- _AIM 1_
In the plow forum thread, what price does 91AK250 guess for the wings?
- _AIM 2_
Summarize the plow forum thread in two sentences.

- _EXTRACT_

Sweet pics! I am sure you get asked all the time but can I get some close up shots of your wings? How much do you guys sell those for?


----------



## deere615 (Jun 1, 2007)

looks good as always man, I can't wait for some snow around here


----------



## murphyslaw (Oct 2, 2005)

I built the wings on my plow.










Welded up a nice mounting point on the end of the moldboard.

then cut out the two wings and drilled holes and bolted 'em up. then welded in a cross support so it stays put.



















This is the back drag blade that I made from an old cutting edge. it has stops so that it stands straight up when when in reverse and lays down out of the way when pushing.


----------



## 91AK250 (Nov 28, 2007)

thanks guys!!!

i have no clue what we sell the wings for...i'll ask tomarrow i think like $250 installed? sounds right i've had mine so long i have a hard time remebering.

yes the new tires are double studded and work awsome!! god i love them!


i usealy plow with the window open so i can get realllllly close to stuff lol my ears stay warm


----------



## 06HD BOSS (Nov 28, 2005)

nice pics and vid. in the 2nd pic, does your gps say youre going 62... in the snow?


----------



## 91AK250 (Nov 28, 2007)

06HD BOSS;659600 said:


> nice pics and vid. in the 2nd pic, does your gps say youre going 62... in the snow?


yes, the speed limit drops right there from 65 to 55 so i was transitioning to around 60 which is a happy medium so i dont get a ticket lol


----------



## murphyslaw (Oct 2, 2005)

Up here we know how to drive in the snow. lots of people slow way the hell down, but us cray plowing guys will do 70. HAHAHA


----------



## nicksplowing (Oct 5, 2005)

- _Layout dataset entries_

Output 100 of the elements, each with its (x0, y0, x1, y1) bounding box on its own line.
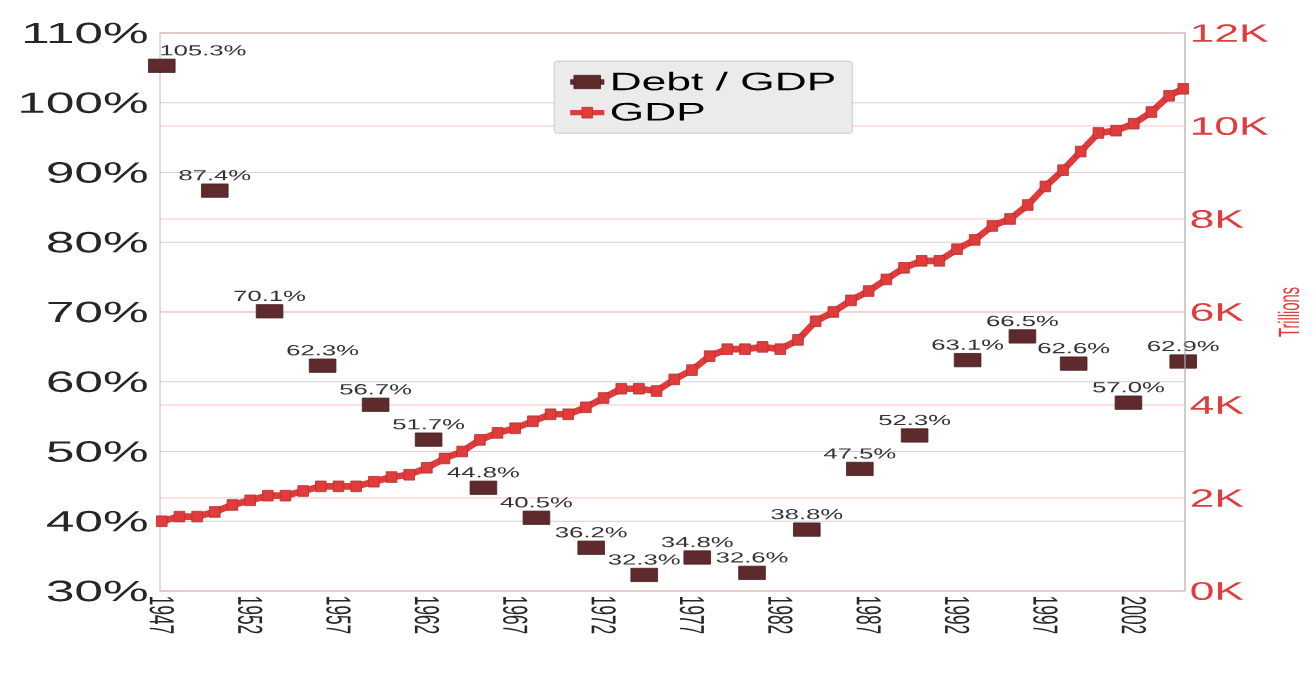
point (209, 506, 221, 518)
data-label: 62.9% (1148, 340, 1219, 352)
point (597, 392, 610, 404)
point (403, 469, 415, 481)
point (703, 350, 716, 362)
point (244, 494, 256, 507)
data-label: 70.1% (234, 290, 306, 302)
data-label: 44.8% (447, 467, 519, 478)
y-tick-label: 60% (48, 371, 147, 393)
data-label: 62.6% (1038, 342, 1110, 354)
point (279, 489, 292, 502)
point (580, 401, 592, 414)
point (686, 364, 698, 376)
point (456, 445, 468, 458)
data-label: 32.6% (716, 552, 788, 563)
point (615, 382, 627, 395)
y-tick-label: 100% (21, 92, 147, 114)
legend-label: Debt / GDP (613, 71, 834, 91)
point (650, 385, 663, 397)
y2-tick-label: 2K (1191, 489, 1244, 507)
point (1039, 180, 1052, 193)
x-tick-label: 1992 (944, 597, 970, 634)
point (1128, 117, 1140, 130)
point (474, 434, 486, 446)
point (756, 341, 769, 353)
data-label: 47.5% (824, 448, 896, 459)
point (1163, 90, 1175, 102)
point (739, 343, 751, 355)
point (173, 510, 186, 523)
x-tick-label: 1962 (414, 597, 440, 634)
data-label: 63.1% (932, 339, 1004, 350)
x-tick-label: 1952 (237, 597, 263, 634)
data-label: 32.3% (608, 554, 680, 565)
point (1110, 124, 1122, 137)
y-tick-label: 70% (48, 301, 147, 323)
data-label: 66.5% (987, 315, 1058, 327)
point (968, 234, 981, 246)
data-label: 36.2% (555, 527, 627, 538)
x-tick-label: 1997 (1033, 597, 1058, 634)
y2-tick-label: 8K (1191, 210, 1244, 228)
data-label: 87.4% (179, 169, 251, 181)
point (262, 489, 274, 502)
point (297, 485, 309, 497)
y2-axis-title: Trillions (1277, 287, 1300, 337)
point (951, 243, 963, 255)
y-tick-label: 80% (48, 231, 147, 253)
y-tick-label: 90% (48, 162, 147, 183)
point (350, 480, 362, 493)
point (332, 480, 345, 493)
y-tick-label: 50% (47, 441, 147, 462)
data-label: 62.3% (287, 345, 359, 356)
point (845, 294, 857, 307)
point (633, 382, 645, 395)
y2-tick-label: 10K (1193, 117, 1269, 135)
point (1021, 199, 1034, 211)
point (226, 499, 239, 511)
point (1092, 127, 1105, 139)
x-tick-label: 1977 (679, 597, 705, 634)
data-label: 52.3% (879, 414, 951, 426)
point (1145, 106, 1158, 118)
point (438, 452, 451, 465)
data-label: 51.7% (393, 419, 465, 430)
point (862, 285, 875, 297)
point (986, 220, 999, 232)
point (809, 315, 822, 328)
point (898, 262, 910, 274)
point (509, 422, 521, 434)
point (668, 373, 681, 386)
point (368, 475, 380, 488)
x-tick-label: 2002 (1121, 596, 1147, 634)
x-tick-label: 1967 (502, 597, 528, 634)
point (315, 480, 327, 493)
point (792, 334, 804, 346)
x-tick-label: 1972 (591, 597, 616, 634)
data-label: 38.8% (771, 508, 843, 520)
point (562, 408, 574, 421)
point (191, 510, 203, 523)
y2-tick-label: 4K (1190, 396, 1244, 414)
data-label: 57.0% (1093, 382, 1164, 393)
point (721, 343, 734, 355)
data-label: 34.8% (661, 536, 733, 548)
x-tick-label: 1947 (149, 597, 175, 634)
point (933, 255, 946, 267)
y-tick-label: 30% (47, 580, 147, 602)
point (880, 273, 893, 286)
x-tick-label: 1957 (326, 597, 351, 634)
point (915, 255, 928, 267)
point (421, 462, 433, 474)
y-tick-label: 110% (25, 22, 147, 44)
point (385, 471, 398, 483)
point (827, 306, 840, 318)
data-label: 56.7% (340, 384, 412, 395)
point (1177, 83, 1189, 95)
legend-label: GDP (611, 102, 704, 121)
y2-tick-label: 12K (1193, 24, 1269, 42)
data-label: 105.3% (161, 45, 246, 56)
point (544, 408, 557, 421)
y2-tick-label: 6K (1191, 303, 1244, 321)
point (1004, 213, 1016, 225)
x-tick-label: 1982 (768, 597, 793, 634)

- _RESULT 1_
About $250 installed.

- _RESULT 2_
Forum members praise 91AK250's pictures and ask about the plow wings, and murphyslaw explains building wings by welding a mounting point on the moldboard, bolting on the cut wings and welding in a cross support, along with a back drag blade made from an old cutting edge. 91AK250 guesses the wings sell for about $250 installed, praises the new double-studded tires, and explains that the GPS showed 62 because the speed limit was dropping from 65 to 55.